══ Records shown ══

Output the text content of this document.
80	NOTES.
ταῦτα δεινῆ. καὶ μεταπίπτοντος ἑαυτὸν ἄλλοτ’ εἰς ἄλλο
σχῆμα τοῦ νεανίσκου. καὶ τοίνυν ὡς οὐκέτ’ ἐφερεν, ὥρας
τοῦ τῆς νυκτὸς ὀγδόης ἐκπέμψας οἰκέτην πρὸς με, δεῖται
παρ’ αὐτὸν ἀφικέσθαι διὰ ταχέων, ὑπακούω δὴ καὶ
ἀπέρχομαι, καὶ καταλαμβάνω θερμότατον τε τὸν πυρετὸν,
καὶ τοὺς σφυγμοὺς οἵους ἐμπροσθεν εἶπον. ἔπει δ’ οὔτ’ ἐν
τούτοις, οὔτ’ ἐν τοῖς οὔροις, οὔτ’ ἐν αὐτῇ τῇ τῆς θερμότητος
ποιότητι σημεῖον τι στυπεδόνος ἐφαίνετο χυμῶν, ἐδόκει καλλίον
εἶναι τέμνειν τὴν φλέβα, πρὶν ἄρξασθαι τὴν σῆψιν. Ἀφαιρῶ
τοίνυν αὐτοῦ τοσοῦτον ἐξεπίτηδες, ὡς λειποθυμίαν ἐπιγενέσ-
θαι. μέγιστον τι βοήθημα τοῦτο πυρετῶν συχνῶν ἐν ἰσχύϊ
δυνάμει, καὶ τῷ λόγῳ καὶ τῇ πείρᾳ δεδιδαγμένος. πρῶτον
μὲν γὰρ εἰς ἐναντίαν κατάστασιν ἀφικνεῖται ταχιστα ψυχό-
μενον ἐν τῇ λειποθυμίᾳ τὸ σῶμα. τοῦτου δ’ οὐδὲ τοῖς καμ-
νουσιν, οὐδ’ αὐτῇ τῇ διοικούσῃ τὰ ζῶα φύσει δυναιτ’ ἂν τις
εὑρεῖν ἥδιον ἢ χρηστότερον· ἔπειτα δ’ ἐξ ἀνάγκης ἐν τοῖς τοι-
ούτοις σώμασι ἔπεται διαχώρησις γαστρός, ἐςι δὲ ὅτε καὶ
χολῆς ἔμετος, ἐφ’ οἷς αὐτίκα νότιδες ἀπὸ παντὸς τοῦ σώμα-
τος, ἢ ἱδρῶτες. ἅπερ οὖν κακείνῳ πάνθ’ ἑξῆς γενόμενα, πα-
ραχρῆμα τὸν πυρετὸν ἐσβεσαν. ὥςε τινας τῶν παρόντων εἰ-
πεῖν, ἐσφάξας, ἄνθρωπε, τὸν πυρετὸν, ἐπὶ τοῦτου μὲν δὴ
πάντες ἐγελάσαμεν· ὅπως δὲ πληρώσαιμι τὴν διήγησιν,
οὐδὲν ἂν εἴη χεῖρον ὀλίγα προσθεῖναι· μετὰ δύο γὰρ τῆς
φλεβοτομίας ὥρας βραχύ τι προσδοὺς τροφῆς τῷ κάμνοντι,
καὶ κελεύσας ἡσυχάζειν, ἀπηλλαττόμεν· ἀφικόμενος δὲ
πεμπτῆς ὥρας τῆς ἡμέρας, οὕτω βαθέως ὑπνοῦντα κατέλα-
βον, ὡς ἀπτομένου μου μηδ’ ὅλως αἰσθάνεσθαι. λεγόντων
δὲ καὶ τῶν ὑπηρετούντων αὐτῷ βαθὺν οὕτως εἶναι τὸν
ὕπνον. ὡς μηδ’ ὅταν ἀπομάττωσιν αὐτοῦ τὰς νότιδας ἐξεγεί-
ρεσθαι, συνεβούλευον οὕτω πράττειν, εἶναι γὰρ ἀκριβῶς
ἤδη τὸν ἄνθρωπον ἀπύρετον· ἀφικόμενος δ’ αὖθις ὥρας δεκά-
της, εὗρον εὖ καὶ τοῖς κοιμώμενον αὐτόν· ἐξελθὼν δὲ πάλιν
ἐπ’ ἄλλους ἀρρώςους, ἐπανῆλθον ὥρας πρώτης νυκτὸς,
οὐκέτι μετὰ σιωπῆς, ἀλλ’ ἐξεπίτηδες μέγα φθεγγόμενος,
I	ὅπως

═══

Using the listing above, gather each line that holds the string "ἐξεπίτηδες" and copy it.

*Correct result*.
τοίνυν αὐτοῦ τοσοῦτον ἐξεπίτηδες, ὡς λειποθυμίαν ἐπιγενέσ-
οὐκέτι μετὰ σιωπῆς, ἀλλ’ ἐξεπίτηδες μέγα φθεγγόμενος,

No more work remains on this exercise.